[begin Excerpted data]
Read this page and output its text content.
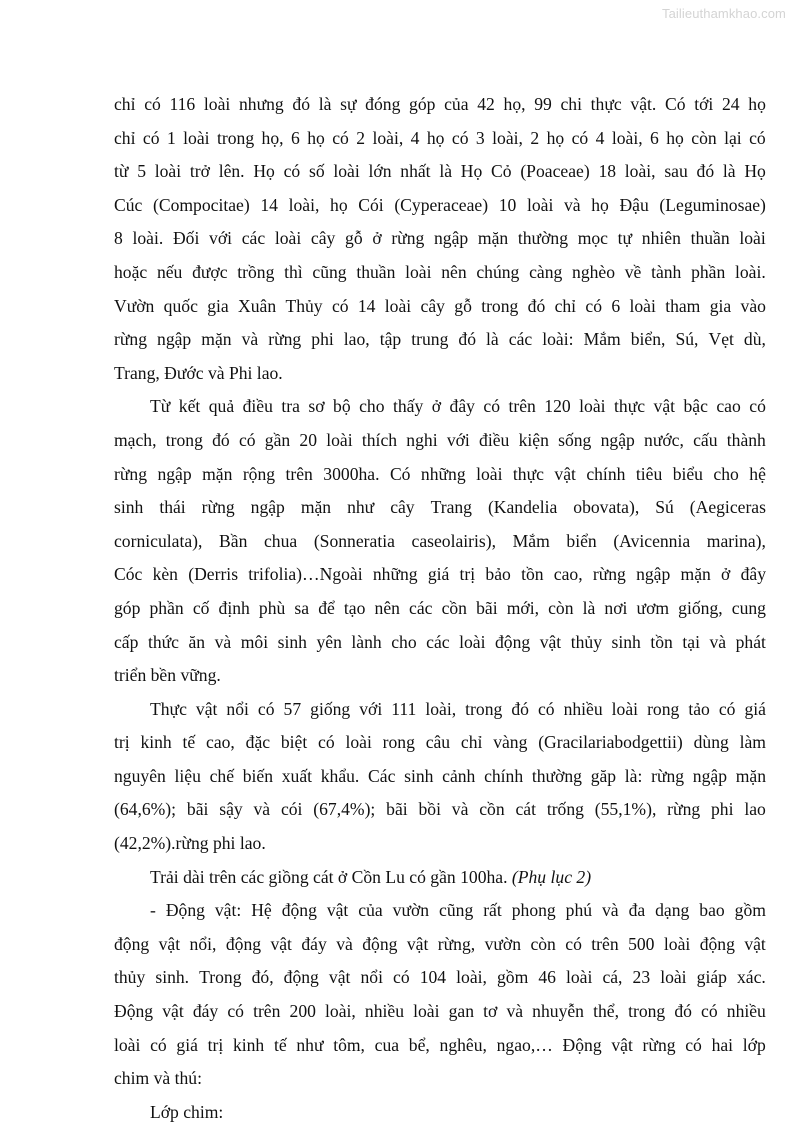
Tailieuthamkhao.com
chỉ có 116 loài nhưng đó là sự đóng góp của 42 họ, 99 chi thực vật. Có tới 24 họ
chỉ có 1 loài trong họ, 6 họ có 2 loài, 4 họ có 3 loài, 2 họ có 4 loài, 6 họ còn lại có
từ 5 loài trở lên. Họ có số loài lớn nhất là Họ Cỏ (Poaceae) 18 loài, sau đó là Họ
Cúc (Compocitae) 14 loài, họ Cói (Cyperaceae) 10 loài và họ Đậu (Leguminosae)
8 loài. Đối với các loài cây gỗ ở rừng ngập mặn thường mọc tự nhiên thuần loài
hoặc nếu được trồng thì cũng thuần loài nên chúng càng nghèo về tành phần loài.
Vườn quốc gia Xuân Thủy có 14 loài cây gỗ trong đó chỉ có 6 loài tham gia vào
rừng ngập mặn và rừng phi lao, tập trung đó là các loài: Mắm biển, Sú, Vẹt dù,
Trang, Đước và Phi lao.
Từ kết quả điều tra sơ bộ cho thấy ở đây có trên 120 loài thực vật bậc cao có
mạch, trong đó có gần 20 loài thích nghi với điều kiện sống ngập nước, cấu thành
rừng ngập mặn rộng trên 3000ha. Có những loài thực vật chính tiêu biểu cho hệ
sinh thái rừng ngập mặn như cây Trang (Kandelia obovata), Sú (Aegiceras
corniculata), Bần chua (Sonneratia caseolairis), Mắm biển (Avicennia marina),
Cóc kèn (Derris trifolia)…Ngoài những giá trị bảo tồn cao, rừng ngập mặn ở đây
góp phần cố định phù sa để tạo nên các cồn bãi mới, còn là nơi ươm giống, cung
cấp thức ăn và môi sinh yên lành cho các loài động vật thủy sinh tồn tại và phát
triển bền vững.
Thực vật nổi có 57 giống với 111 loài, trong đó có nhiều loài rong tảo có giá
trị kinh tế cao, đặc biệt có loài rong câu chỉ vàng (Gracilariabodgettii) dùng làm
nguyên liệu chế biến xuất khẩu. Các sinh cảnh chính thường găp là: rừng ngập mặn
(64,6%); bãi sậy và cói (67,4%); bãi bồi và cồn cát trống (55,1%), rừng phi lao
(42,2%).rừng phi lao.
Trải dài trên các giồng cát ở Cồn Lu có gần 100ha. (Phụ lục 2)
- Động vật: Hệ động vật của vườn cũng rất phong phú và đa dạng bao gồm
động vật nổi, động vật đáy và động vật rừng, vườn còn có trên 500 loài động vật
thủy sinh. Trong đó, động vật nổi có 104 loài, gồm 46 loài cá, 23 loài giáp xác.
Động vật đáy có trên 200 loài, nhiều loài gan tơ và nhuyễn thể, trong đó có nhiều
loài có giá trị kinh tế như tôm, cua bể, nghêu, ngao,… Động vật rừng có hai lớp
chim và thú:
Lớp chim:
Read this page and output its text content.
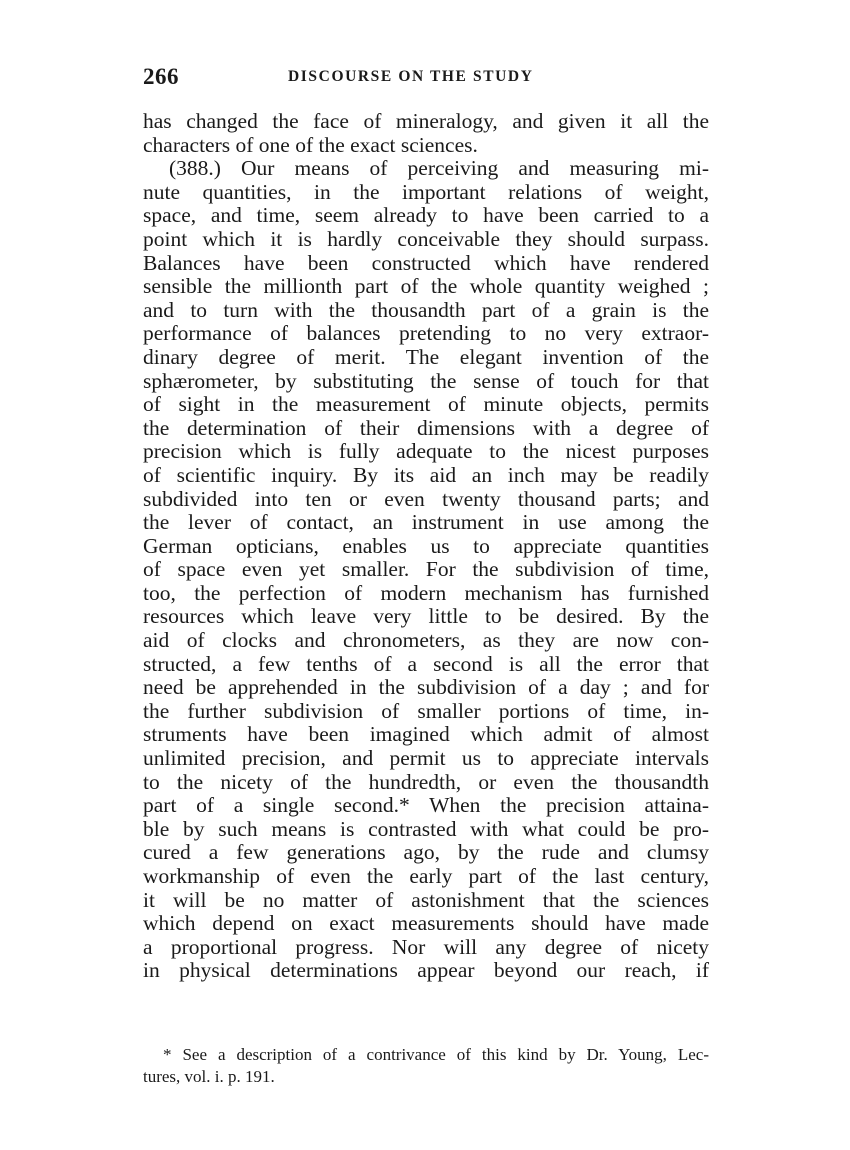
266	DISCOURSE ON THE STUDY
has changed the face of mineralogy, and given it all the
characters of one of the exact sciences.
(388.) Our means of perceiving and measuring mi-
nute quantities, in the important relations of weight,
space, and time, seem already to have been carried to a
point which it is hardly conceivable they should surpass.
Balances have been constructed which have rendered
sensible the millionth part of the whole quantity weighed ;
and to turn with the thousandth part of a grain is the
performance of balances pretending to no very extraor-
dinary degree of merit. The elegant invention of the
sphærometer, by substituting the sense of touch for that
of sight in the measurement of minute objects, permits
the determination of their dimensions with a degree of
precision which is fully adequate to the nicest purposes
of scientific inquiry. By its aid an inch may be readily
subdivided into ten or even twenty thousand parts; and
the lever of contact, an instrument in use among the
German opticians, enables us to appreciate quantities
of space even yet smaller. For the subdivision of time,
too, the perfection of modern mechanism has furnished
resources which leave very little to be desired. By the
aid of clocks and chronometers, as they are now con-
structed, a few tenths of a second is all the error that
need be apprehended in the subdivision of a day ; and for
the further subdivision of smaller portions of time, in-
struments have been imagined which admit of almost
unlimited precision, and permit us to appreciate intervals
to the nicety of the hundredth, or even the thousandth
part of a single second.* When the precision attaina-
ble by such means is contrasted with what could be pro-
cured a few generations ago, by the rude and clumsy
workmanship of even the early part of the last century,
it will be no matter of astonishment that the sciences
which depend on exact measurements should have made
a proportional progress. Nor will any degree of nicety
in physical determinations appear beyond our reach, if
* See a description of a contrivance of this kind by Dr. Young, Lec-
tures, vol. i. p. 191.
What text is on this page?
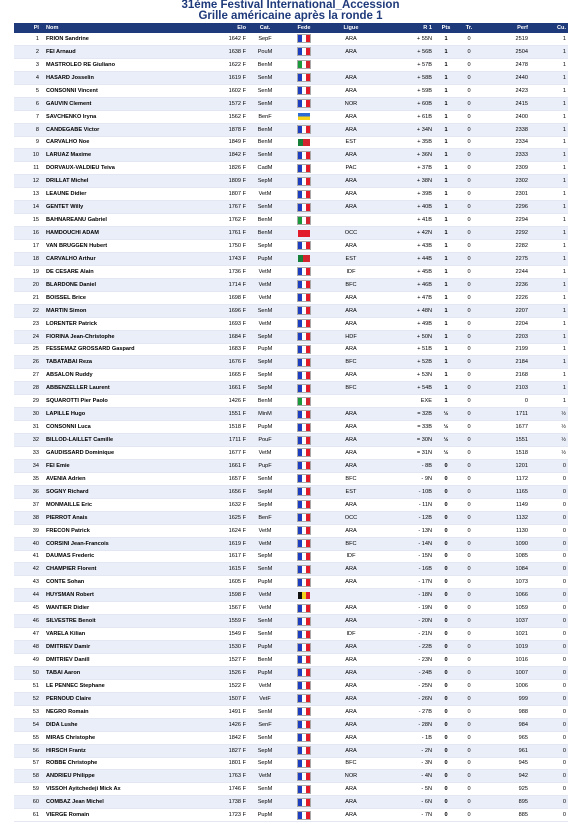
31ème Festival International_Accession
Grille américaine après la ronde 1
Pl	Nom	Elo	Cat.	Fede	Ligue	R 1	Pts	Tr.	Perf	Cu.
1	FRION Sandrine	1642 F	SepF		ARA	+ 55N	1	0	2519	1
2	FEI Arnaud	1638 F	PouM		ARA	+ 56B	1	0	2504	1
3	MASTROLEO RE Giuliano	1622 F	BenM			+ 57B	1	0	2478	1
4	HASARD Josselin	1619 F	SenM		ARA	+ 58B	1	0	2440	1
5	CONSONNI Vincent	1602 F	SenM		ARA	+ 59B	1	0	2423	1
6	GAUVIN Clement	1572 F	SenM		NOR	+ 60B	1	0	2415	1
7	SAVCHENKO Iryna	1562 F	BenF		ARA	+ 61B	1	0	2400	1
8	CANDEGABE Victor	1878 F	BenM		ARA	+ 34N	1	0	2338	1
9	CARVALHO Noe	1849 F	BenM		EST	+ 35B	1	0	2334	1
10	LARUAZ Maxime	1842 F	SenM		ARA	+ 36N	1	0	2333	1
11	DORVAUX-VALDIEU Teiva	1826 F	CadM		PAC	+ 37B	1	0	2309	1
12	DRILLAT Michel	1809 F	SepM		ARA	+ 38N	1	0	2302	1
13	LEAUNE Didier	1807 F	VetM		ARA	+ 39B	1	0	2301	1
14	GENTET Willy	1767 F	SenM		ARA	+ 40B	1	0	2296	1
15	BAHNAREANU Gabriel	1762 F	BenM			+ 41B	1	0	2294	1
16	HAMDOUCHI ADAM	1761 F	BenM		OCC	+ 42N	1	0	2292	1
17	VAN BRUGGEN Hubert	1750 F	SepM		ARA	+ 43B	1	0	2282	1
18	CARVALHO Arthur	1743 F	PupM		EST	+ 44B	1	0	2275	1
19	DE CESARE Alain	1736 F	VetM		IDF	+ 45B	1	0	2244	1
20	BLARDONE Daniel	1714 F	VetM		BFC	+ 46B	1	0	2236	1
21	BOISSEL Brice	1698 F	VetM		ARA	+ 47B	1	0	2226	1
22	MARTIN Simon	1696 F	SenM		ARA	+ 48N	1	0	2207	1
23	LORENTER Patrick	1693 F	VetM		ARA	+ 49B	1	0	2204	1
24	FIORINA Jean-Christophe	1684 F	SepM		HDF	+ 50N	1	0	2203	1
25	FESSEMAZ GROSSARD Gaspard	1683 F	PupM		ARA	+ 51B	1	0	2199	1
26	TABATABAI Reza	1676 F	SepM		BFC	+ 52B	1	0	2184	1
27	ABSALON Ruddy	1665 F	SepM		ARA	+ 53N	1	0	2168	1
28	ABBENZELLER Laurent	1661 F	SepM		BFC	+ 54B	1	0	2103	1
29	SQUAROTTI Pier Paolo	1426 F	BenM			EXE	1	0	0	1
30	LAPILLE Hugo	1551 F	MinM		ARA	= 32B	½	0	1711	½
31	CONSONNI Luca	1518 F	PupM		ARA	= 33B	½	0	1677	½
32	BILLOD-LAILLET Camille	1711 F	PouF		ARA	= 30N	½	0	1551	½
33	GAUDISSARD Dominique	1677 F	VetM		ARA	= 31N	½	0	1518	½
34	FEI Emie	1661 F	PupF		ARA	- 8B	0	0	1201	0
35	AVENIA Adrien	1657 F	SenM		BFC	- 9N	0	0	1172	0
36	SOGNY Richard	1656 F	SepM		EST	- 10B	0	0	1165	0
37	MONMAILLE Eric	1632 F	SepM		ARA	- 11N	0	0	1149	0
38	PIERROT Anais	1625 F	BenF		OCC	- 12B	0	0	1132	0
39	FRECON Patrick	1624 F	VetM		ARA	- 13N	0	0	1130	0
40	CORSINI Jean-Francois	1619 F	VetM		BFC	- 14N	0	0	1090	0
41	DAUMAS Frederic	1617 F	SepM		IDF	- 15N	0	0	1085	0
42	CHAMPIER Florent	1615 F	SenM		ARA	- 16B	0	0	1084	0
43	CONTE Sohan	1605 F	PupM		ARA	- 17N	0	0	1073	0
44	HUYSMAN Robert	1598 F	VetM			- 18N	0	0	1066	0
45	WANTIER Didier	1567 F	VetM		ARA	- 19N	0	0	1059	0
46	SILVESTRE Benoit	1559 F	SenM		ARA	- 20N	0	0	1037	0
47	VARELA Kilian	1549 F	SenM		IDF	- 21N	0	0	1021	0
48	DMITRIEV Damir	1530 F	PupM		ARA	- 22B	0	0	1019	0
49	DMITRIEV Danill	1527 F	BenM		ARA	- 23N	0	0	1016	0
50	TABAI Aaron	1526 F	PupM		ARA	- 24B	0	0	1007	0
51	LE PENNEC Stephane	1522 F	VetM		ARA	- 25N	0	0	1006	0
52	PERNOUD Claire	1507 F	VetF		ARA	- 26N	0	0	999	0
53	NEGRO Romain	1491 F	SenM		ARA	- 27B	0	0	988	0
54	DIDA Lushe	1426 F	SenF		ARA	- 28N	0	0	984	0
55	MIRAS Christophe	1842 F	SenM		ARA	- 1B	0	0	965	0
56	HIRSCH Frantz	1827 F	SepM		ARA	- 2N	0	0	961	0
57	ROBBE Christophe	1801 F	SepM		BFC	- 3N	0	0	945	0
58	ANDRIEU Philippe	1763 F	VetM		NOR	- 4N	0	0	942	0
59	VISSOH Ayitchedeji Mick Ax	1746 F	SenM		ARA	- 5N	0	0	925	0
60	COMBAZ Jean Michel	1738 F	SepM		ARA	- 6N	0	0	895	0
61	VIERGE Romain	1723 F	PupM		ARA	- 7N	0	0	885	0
[end Excerpted data]
● Required task
Keep only those lines of the records that hold "điều", and return them.

● Result below
Từ kết quả điều tra sơ bộ cho thấy ở đây có trên 120 loài thực vật bậc cao có
mạch, trong đó có gần 20 loài thích nghi với điều kiện sống ngập nước, cấu thành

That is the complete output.